▼
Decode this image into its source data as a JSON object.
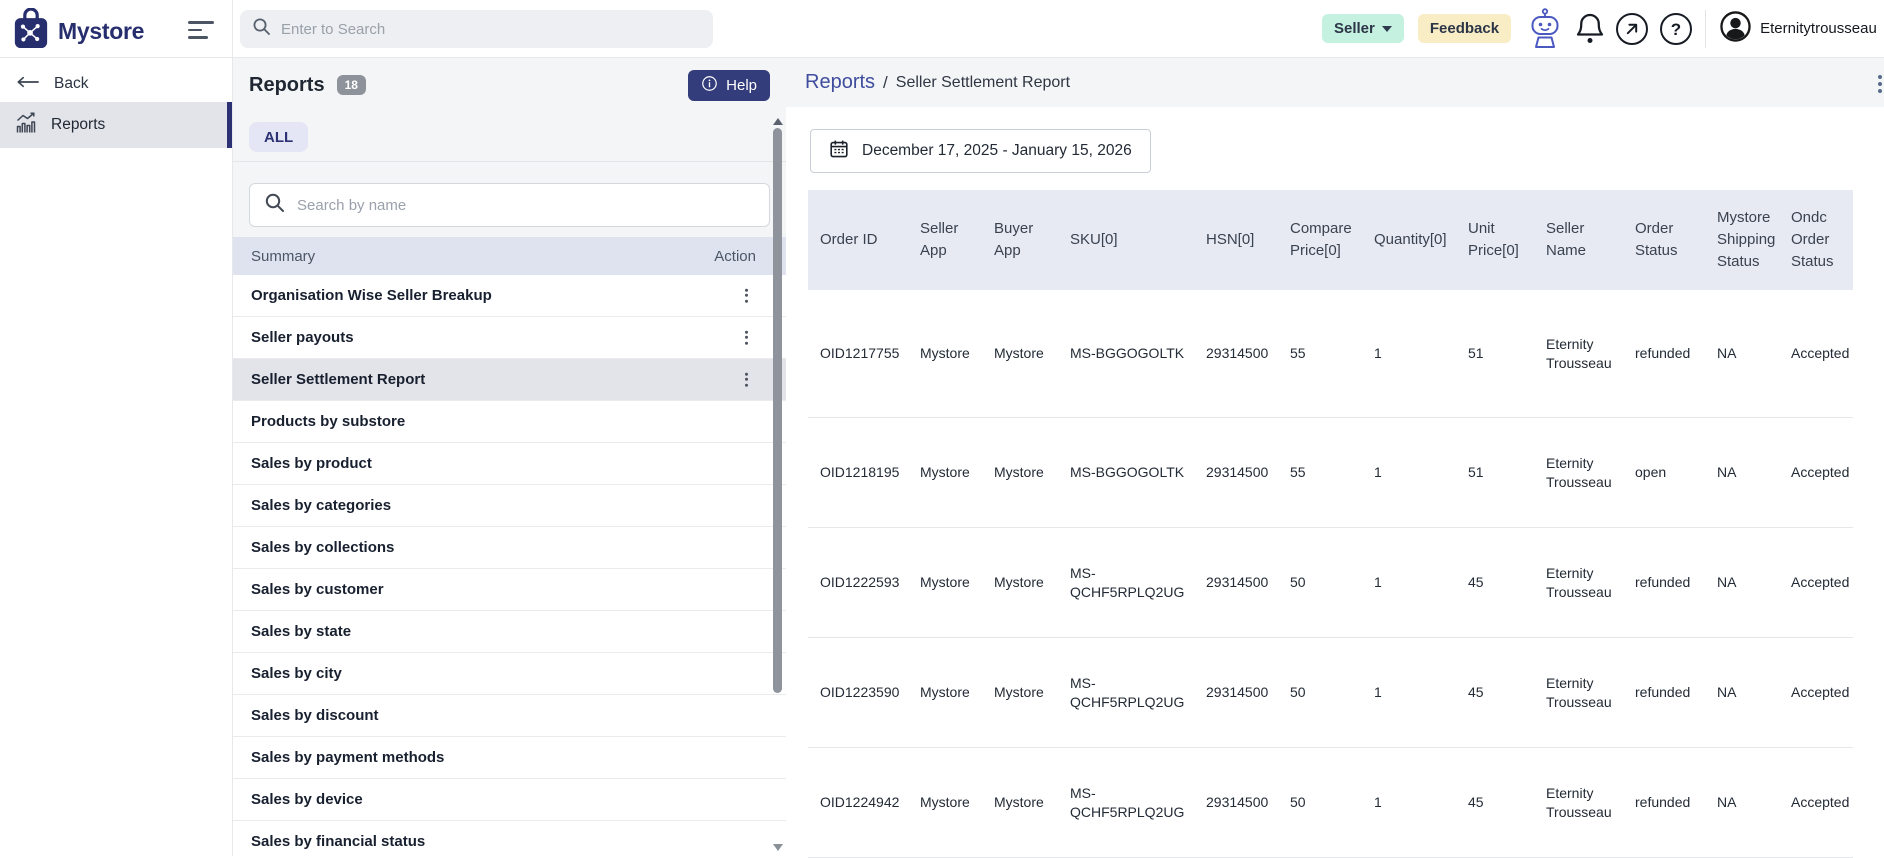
{
  "navbar": {
    "brand": "Mystore",
    "search_placeholder": "Enter to Search",
    "seller_label": "Seller",
    "feedback_label": "Feedback",
    "username": "Eternitytrousseau"
  },
  "sidebar": {
    "back_label": "Back",
    "reports_label": "Reports"
  },
  "panel": {
    "title": "Reports",
    "count_badge": "18",
    "help_label": "Help",
    "tab_all_label": "ALL",
    "search_placeholder": "Search by name",
    "list_header": {
      "summary": "Summary",
      "action": "Action"
    },
    "items": [
      {
        "label": "Organisation Wise Seller Breakup",
        "has_action": true
      },
      {
        "label": "Seller payouts",
        "has_action": true
      },
      {
        "label": "Seller Settlement Report",
        "has_action": true,
        "selected": true
      },
      {
        "label": "Products by substore"
      },
      {
        "label": "Sales by product"
      },
      {
        "label": "Sales by categories"
      },
      {
        "label": "Sales by collections"
      },
      {
        "label": "Sales by customer"
      },
      {
        "label": "Sales by state"
      },
      {
        "label": "Sales by city"
      },
      {
        "label": "Sales by discount"
      },
      {
        "label": "Sales by payment methods"
      },
      {
        "label": "Sales by device"
      },
      {
        "label": "Sales by financial status"
      }
    ]
  },
  "main": {
    "breadcrumb": {
      "parent": "Reports",
      "separator": "/",
      "current": "Seller Settlement Report"
    },
    "date_range": "December 17, 2025 - January 15, 2026",
    "table": {
      "columns": [
        "Order ID",
        "Seller App",
        "Buyer App",
        "SKU[0]",
        "HSN[0]",
        "Compare Price[0]",
        "Quantity[0]",
        "Unit Price[0]",
        "Seller Name",
        "Order Status",
        "Mystore Shipping Status",
        "Ondc Order Status"
      ],
      "rows": [
        [
          "OID1217755",
          "Mystore",
          "Mystore",
          "MS-BGGOGOLTK",
          "29314500",
          "55",
          "1",
          "51",
          "Eternity Trousseau",
          "refunded",
          "NA",
          "Accepted"
        ],
        [
          "OID1218195",
          "Mystore",
          "Mystore",
          "MS-BGGOGOLTK",
          "29314500",
          "55",
          "1",
          "51",
          "Eternity Trousseau",
          "open",
          "NA",
          "Accepted"
        ],
        [
          "OID1222593",
          "Mystore",
          "Mystore",
          "MS-QCHF5RPLQ2UG",
          "29314500",
          "50",
          "1",
          "45",
          "Eternity Trousseau",
          "refunded",
          "NA",
          "Accepted"
        ],
        [
          "OID1223590",
          "Mystore",
          "Mystore",
          "MS-QCHF5RPLQ2UG",
          "29314500",
          "50",
          "1",
          "45",
          "Eternity Trousseau",
          "refunded",
          "NA",
          "Accepted"
        ],
        [
          "OID1224942",
          "Mystore",
          "Mystore",
          "MS-QCHF5RPLQ2UG",
          "29314500",
          "50",
          "1",
          "45",
          "Eternity Trousseau",
          "refunded",
          "NA",
          "Accepted"
        ]
      ]
    }
  },
  "colors": {
    "brand_navy": "#272e6e",
    "accent_navy": "#333d7c",
    "sidebar_accent": "#2b3173",
    "seller_chip_bg": "#c5f1e0",
    "feedback_chip_bg": "#f9edc5",
    "breadcrumb_link": "#3f4d9e",
    "table_header_bg": "#e7eaf3",
    "list_header_bg": "#dee3ef",
    "robot_icon": "#4a58c0"
  }
}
▲
◆ **What is being asked**: In the entries above, identify every line with the word "Order". Copy those lines.

◆ **Problem solution**:
        "Order ID",
        "Order Status",
        "Ondc Order Status"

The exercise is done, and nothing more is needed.